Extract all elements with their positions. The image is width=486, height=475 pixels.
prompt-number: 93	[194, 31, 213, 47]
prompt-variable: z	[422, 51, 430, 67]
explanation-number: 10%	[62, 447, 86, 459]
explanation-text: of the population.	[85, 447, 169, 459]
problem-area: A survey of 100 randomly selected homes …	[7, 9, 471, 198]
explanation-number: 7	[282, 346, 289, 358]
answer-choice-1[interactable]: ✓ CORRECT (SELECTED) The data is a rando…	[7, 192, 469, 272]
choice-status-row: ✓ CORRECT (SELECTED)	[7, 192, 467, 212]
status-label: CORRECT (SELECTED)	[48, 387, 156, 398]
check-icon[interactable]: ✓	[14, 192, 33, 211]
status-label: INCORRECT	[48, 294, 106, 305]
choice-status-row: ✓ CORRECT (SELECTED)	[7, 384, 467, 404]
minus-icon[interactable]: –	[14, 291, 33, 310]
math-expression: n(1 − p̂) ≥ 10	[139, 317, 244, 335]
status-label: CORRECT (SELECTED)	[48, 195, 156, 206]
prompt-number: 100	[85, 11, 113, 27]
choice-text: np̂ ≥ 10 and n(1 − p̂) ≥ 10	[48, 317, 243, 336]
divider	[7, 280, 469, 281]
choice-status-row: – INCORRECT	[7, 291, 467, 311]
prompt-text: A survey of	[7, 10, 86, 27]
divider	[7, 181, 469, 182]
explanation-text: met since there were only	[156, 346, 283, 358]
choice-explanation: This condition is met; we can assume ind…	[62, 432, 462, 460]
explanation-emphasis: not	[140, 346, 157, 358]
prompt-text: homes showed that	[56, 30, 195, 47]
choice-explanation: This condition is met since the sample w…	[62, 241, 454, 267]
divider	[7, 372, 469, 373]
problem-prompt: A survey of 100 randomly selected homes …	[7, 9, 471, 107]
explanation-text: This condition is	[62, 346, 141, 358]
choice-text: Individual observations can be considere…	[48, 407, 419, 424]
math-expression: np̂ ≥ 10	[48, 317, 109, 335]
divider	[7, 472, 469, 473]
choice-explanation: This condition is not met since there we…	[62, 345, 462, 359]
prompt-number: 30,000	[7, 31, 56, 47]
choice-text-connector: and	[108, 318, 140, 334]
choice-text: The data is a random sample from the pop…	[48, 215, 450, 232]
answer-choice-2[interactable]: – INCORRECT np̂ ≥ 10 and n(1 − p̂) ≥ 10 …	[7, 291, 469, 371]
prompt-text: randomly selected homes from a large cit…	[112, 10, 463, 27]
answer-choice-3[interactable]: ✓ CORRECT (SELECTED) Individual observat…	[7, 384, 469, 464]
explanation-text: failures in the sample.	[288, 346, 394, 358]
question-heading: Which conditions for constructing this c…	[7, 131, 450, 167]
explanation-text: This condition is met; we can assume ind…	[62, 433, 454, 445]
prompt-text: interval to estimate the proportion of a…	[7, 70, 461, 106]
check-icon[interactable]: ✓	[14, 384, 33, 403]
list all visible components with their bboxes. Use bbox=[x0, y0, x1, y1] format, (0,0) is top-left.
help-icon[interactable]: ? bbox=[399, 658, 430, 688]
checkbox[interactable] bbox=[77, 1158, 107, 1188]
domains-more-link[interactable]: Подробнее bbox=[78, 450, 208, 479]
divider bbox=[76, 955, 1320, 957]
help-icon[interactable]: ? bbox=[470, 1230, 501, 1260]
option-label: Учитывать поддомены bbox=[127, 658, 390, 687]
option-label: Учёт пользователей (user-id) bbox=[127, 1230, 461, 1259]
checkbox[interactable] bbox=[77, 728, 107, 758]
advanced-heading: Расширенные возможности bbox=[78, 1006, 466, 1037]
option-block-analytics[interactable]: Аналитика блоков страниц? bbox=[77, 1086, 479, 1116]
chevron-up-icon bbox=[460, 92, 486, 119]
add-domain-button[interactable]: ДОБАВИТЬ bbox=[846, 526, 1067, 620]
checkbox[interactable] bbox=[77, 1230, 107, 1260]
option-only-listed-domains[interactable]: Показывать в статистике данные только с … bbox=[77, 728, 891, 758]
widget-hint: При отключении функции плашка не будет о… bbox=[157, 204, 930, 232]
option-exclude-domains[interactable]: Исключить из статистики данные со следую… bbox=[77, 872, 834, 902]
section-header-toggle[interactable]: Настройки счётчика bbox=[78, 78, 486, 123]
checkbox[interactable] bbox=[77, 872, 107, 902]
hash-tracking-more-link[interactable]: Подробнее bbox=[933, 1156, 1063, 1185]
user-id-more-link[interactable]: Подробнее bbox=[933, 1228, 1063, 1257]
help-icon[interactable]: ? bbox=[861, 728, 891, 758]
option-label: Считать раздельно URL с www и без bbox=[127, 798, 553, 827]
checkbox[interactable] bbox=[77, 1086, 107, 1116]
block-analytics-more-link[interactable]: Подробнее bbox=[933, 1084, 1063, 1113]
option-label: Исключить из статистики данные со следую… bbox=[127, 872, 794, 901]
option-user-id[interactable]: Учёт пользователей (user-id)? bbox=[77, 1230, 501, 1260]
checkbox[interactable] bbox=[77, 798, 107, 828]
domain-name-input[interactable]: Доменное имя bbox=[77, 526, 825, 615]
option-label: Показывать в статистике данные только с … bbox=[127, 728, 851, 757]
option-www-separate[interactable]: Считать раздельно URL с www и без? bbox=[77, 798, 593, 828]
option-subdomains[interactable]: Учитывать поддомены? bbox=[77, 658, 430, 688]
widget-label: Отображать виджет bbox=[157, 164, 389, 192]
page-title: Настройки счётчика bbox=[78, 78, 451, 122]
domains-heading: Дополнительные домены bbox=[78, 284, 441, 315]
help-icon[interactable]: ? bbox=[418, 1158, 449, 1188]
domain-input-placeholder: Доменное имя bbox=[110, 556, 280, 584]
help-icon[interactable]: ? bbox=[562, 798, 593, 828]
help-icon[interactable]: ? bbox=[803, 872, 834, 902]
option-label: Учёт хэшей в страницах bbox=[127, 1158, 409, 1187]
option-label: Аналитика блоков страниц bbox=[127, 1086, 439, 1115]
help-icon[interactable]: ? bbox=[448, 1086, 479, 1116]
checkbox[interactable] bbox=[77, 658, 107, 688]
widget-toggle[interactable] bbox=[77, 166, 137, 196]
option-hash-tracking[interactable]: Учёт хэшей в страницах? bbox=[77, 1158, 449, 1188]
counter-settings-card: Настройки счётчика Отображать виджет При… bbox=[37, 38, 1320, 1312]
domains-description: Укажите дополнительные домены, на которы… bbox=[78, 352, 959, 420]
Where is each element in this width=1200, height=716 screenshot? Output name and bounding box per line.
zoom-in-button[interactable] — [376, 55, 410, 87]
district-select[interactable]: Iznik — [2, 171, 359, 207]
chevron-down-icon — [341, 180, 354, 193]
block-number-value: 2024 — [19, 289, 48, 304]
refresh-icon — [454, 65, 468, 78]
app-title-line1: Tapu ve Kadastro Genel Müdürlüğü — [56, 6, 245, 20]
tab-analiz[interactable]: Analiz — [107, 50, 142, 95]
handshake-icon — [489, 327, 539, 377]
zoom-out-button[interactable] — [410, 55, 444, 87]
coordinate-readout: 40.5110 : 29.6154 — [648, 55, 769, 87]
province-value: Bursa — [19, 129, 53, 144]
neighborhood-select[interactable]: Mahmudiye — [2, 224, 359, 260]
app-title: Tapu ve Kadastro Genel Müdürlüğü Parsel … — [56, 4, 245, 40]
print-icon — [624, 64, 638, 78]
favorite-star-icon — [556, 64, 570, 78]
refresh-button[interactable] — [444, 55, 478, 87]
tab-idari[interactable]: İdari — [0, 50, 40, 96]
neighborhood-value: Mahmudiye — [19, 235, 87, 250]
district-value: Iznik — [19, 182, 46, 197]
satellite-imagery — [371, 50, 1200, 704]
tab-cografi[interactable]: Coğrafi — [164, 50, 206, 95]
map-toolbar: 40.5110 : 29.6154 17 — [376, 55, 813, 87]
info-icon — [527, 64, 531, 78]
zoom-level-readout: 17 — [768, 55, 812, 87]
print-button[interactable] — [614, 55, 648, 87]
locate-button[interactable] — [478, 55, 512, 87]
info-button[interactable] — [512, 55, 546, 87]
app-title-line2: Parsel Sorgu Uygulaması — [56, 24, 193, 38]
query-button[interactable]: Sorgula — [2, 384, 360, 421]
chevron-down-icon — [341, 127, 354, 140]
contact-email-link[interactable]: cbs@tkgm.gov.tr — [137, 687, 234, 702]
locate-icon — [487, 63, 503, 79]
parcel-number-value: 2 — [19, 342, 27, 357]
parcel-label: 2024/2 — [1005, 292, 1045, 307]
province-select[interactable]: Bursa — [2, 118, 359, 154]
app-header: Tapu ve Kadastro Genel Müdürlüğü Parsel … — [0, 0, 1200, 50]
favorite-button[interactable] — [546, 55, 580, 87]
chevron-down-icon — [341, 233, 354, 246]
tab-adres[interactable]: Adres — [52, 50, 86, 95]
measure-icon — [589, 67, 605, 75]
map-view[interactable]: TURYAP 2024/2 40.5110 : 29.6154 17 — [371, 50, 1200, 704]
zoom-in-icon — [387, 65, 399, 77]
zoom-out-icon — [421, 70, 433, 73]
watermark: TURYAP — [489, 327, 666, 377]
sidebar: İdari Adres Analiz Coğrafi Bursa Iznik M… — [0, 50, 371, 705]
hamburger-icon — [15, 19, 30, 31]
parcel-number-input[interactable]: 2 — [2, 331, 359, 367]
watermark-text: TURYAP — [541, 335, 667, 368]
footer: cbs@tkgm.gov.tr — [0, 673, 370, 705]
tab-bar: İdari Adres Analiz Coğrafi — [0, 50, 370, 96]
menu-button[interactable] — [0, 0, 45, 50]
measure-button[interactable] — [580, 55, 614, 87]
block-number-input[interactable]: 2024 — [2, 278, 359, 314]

Task:
Copy the data from its first line through the line containing "346, 157, 358]", putting "status-tag" in place of "status-label" and keeping everything else unchanged.

Response:
Extract all elements with their positions. The image is width=486, height=475 pixels.
prompt-number: 93	[194, 31, 213, 47]
prompt-variable: z	[422, 51, 430, 67]
explanation-number: 10%	[62, 447, 86, 459]
explanation-text: of the population.	[85, 447, 169, 459]
problem-area: A survey of 100 randomly selected homes …	[7, 9, 471, 198]
explanation-number: 7	[282, 346, 289, 358]
answer-choice-1[interactable]: ✓ CORRECT (SELECTED) The data is a rando…	[7, 192, 469, 272]
choice-status-row: ✓ CORRECT (SELECTED)	[7, 192, 467, 212]
status-tag: CORRECT (SELECTED)	[48, 387, 156, 398]
check-icon[interactable]: ✓	[14, 192, 33, 211]
status-tag: INCORRECT	[48, 294, 106, 305]
choice-status-row: ✓ CORRECT (SELECTED)	[7, 384, 467, 404]
minus-icon[interactable]: –	[14, 291, 33, 310]
math-expression: n(1 − p̂) ≥ 10	[139, 317, 244, 335]
status-tag: CORRECT (SELECTED)	[48, 195, 156, 206]
prompt-number: 100	[85, 11, 113, 27]
choice-text: np̂ ≥ 10 and n(1 − p̂) ≥ 10	[48, 317, 243, 336]
divider	[7, 280, 469, 281]
choice-status-row: – INCORRECT	[7, 291, 467, 311]
prompt-text: A survey of	[7, 10, 86, 27]
divider	[7, 181, 469, 182]
explanation-text: met since there were only	[156, 346, 283, 358]
choice-explanation: This condition is met; we can assume ind…	[62, 432, 462, 460]
explanation-emphasis: not	[140, 346, 157, 358]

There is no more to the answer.